» **DOCUMENT SECTION**
--- BEGIN ---
Labor Order - state award of the Republic of Azerbaijan. The Order was ratified by legislation of the republic of Azerbaijan by the Decree  № 428-VQD on November 22, 2016.

Status 
The Order of Labor of the Republic of Azerbaijan awards the citizens of the Republic of Azerbaijan, foreigners and stateless persons for their labor achievements aimed at the development and welfare of the Republic of Azerbaijan in any field of activity.

These citizens are awarded this Order for long-term productive work in industry, agriculture, construction, transport, trade, crafts, services and other areas, with outstanding achievements in science, education, health, culture, physical education, sports and other fields.
--- END ---
» **WRITTEN TASKS**
(1) Rewrite the paragraph of the Labor Order text that begins "These citizens are awarded this Order" as a short list, keeping its main facts.
(2) According to the Labor Order text, by which decree and on what date was the Order ratified?
(3) Carry the Labor Order text forward from its final sentence, writing a few more sentences in the same style.

» **SUPPLIED INFORMATION**
--- BEGIN ---
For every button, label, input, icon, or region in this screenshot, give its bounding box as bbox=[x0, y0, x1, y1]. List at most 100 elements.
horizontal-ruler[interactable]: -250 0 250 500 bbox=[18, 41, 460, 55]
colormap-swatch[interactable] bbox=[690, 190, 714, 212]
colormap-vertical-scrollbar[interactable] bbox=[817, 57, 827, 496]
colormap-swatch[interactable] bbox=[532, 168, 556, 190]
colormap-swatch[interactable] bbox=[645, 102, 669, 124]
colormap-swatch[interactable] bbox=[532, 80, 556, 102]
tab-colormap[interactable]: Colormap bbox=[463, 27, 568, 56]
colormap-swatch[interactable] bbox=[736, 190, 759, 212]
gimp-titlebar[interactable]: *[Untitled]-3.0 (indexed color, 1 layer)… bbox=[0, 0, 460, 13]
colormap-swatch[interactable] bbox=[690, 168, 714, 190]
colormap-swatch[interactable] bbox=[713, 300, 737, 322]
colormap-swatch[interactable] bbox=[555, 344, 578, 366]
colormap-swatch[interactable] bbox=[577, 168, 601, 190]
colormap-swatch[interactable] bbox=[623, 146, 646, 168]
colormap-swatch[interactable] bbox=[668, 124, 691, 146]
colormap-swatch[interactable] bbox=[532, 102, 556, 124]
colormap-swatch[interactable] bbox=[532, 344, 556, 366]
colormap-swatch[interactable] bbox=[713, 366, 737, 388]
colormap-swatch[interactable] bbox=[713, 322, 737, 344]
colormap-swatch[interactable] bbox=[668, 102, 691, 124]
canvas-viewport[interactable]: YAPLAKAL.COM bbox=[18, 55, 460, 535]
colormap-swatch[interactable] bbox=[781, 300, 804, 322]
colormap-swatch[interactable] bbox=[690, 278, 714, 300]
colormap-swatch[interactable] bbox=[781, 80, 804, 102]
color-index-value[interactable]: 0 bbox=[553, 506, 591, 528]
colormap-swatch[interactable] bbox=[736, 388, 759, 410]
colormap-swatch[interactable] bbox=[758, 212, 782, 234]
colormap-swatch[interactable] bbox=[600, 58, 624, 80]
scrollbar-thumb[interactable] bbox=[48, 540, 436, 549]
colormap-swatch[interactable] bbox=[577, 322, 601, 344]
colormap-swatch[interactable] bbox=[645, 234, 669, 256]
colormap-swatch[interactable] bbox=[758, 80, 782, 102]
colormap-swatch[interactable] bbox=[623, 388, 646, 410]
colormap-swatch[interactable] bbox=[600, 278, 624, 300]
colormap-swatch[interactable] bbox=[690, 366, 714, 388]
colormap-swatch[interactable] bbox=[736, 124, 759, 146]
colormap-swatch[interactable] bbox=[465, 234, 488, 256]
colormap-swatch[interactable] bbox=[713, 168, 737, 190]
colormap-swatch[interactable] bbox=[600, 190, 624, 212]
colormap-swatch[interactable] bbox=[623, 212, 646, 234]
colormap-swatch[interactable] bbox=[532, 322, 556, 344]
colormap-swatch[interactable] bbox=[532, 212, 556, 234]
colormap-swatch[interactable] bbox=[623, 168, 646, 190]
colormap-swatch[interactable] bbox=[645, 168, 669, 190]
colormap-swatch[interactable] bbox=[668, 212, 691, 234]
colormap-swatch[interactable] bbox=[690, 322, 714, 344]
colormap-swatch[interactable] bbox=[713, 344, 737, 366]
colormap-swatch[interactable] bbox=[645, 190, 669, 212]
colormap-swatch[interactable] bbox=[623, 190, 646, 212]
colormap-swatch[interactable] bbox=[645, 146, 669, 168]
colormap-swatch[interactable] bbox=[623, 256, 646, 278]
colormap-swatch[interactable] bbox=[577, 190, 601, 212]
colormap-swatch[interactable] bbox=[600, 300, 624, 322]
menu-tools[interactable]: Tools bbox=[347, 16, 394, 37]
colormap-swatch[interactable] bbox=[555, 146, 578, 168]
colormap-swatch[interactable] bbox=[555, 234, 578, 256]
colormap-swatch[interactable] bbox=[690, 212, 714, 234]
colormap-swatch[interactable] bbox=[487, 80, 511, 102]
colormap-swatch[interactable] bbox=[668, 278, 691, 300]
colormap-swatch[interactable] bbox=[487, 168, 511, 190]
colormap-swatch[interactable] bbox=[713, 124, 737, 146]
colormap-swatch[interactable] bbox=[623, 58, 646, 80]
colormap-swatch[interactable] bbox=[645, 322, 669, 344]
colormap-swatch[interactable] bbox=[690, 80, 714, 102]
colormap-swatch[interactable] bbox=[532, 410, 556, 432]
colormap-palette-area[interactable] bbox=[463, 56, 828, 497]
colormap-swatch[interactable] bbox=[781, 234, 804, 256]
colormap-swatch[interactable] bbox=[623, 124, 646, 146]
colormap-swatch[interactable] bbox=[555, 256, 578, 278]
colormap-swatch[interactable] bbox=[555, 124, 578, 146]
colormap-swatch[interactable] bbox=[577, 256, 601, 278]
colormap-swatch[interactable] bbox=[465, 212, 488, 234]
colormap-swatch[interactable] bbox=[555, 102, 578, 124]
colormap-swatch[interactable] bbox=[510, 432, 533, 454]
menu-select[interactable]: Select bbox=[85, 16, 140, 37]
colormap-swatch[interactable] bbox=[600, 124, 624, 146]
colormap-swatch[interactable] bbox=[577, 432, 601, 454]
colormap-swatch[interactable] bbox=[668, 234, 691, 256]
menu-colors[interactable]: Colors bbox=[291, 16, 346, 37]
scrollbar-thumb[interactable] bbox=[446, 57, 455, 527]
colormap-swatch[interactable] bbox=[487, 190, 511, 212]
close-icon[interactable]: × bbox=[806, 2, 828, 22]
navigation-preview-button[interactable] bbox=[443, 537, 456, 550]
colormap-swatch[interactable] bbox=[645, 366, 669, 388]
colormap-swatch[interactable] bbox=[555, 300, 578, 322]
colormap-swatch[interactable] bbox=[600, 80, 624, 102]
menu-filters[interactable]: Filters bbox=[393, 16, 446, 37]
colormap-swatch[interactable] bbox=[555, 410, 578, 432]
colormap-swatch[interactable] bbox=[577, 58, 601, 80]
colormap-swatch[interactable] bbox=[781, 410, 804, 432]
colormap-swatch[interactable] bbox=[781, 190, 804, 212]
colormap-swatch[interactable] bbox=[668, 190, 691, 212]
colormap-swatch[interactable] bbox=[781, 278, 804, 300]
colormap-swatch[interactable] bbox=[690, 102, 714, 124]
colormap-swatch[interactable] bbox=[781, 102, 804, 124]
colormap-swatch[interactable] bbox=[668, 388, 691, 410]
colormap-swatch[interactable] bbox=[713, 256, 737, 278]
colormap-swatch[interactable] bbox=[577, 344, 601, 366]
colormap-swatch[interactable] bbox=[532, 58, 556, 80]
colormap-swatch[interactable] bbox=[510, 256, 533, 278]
--- END ---
» **TASK ANSWERS**
(1)
The Order is awarded for:
- long-term productive work in industry, agriculture, construction, transport, trade, crafts, services and other areas
- outstanding achievements in science, education, health, culture, physical education, sports and other fields

(2) By Decree № 428-VQD on November 22, 2016.

(3)
This award is also awarded for productivity in production and improvement of product quality, high-quality production, continuous, efficient use of new techniques, technology, inventions and rationalization proposals.

There are three degrees of the Order of Labor of the Republic of Azerbaijan. The Order of Labor of the Republic of Azerbaijan is the highest rank. Ranks of the Order of Labor of the Republic of Azerbaijan are consecutively awarded.

Awarded by 
The “Labor” Order of the Republic of Azerbaijan is awarded by the relevant executive authority. .

Description of the Labor Order 
The Order of Labor of the Republic of Azerbaijan is placed on the left side of the breast after the Order "For service to the motherland", if there are other orders and medals of the Republic of Azerbaijan. The Labor Order consists of a full crescent with eight octagonal stars inside (each with a symbol of fire). The first degree of the order is made of gold, the second degree is silver, the third degree is bronze.

The outer diameter of the crescent is 38 mm and the inner diameter is 30 mm. In the center of the lower part of the crescent there is a word "ƏMƏK"  along the circle.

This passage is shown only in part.